[Dataset entries on figures]
☆ ☆ ☆ ☆ ☆
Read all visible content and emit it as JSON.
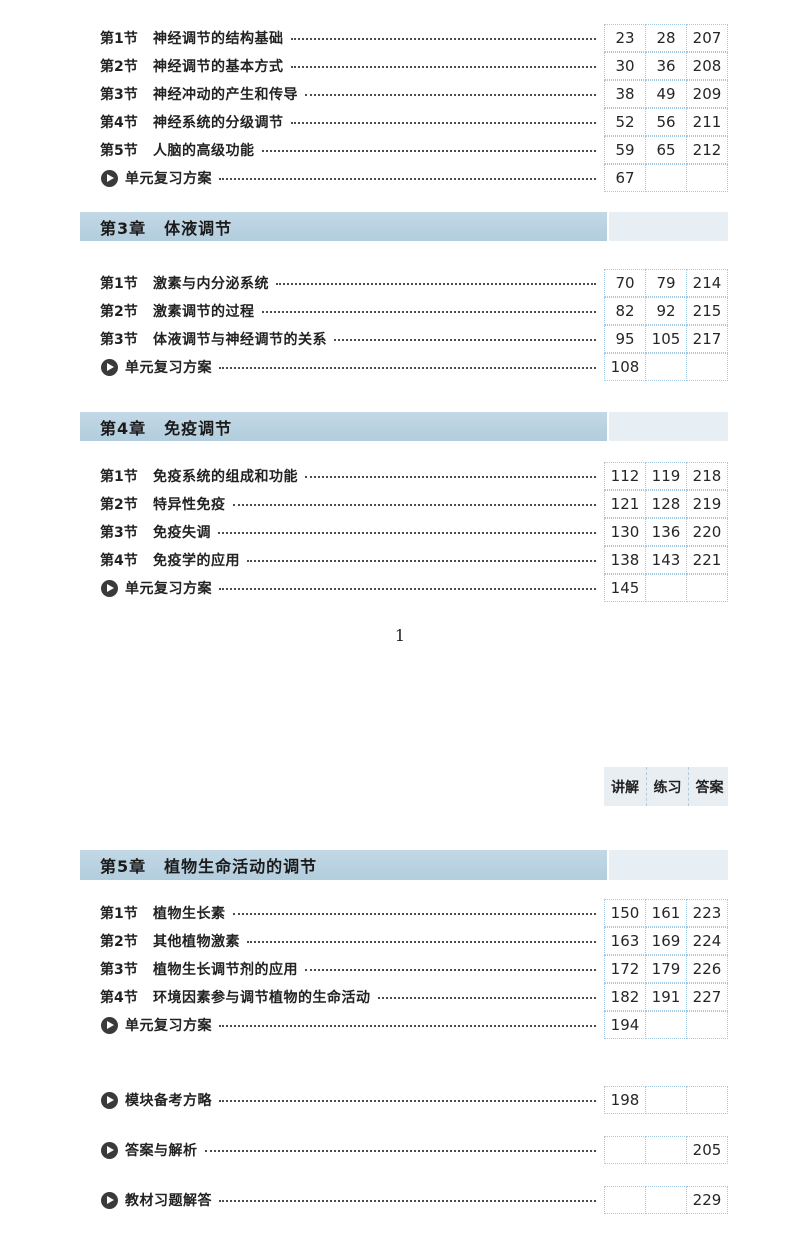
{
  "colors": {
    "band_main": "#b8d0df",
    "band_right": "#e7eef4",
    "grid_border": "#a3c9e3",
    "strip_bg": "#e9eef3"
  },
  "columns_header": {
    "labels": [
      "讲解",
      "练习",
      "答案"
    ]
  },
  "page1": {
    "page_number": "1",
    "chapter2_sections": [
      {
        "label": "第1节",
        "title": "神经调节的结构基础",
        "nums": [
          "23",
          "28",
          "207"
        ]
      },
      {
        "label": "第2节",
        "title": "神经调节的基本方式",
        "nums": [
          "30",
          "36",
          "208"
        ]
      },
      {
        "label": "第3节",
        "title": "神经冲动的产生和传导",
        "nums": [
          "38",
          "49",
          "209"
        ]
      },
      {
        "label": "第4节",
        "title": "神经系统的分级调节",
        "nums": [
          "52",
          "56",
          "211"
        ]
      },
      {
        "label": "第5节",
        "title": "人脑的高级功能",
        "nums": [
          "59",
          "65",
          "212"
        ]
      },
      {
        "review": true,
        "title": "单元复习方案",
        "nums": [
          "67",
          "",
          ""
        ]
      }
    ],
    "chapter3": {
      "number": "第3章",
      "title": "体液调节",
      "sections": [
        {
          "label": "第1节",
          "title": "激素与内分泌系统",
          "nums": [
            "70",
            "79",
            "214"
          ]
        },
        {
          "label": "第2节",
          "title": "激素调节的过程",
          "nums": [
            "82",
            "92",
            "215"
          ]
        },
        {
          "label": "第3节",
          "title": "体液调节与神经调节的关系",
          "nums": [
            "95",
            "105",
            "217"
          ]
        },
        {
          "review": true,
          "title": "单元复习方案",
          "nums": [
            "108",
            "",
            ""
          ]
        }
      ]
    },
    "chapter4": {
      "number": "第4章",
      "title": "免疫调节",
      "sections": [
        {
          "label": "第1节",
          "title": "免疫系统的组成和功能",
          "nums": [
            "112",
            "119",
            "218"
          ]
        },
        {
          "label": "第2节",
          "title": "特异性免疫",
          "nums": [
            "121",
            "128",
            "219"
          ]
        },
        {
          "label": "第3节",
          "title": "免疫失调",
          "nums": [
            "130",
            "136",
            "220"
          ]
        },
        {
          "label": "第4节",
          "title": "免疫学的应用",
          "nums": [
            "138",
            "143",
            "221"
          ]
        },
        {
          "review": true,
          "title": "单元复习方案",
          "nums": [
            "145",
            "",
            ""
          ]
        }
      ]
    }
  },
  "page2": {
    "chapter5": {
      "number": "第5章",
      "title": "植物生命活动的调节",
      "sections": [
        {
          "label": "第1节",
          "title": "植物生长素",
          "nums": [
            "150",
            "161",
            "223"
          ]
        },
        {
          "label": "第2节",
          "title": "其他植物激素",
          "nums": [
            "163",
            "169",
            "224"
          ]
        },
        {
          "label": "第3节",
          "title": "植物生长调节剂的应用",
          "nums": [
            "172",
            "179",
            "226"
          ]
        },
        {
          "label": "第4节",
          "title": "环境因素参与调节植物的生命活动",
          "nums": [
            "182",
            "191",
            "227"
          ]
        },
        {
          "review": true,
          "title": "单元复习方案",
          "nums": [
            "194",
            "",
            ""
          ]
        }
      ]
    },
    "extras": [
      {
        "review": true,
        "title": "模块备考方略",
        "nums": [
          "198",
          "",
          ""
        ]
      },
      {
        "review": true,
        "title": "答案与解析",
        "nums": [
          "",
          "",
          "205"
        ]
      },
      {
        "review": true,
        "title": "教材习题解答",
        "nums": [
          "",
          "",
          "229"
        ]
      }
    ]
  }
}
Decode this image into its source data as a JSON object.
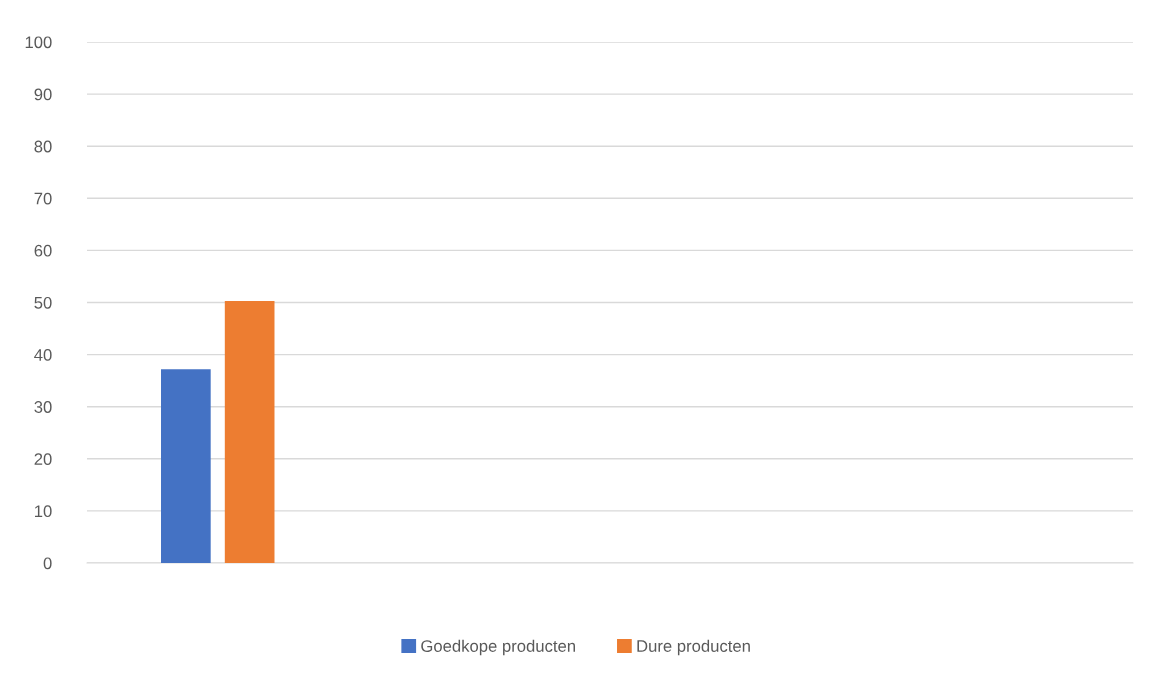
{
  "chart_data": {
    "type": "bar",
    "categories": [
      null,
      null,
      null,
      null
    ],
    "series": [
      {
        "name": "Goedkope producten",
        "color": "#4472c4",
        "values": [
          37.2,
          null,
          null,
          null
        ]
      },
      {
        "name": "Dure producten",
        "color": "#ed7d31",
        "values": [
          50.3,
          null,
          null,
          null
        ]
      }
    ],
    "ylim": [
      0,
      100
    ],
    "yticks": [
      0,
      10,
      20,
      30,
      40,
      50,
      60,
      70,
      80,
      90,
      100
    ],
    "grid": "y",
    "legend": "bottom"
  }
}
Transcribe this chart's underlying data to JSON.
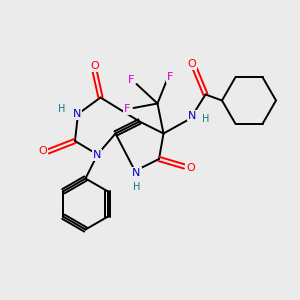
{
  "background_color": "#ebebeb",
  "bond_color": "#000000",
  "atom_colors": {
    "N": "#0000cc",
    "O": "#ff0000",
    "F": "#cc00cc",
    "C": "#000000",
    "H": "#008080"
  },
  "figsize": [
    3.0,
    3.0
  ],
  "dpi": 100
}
☆ ☆ ☆ ☆ ☆
Copy all lines from the material that include "producten".

        "name": "Goedkope producten",
        "name": "Dure producten",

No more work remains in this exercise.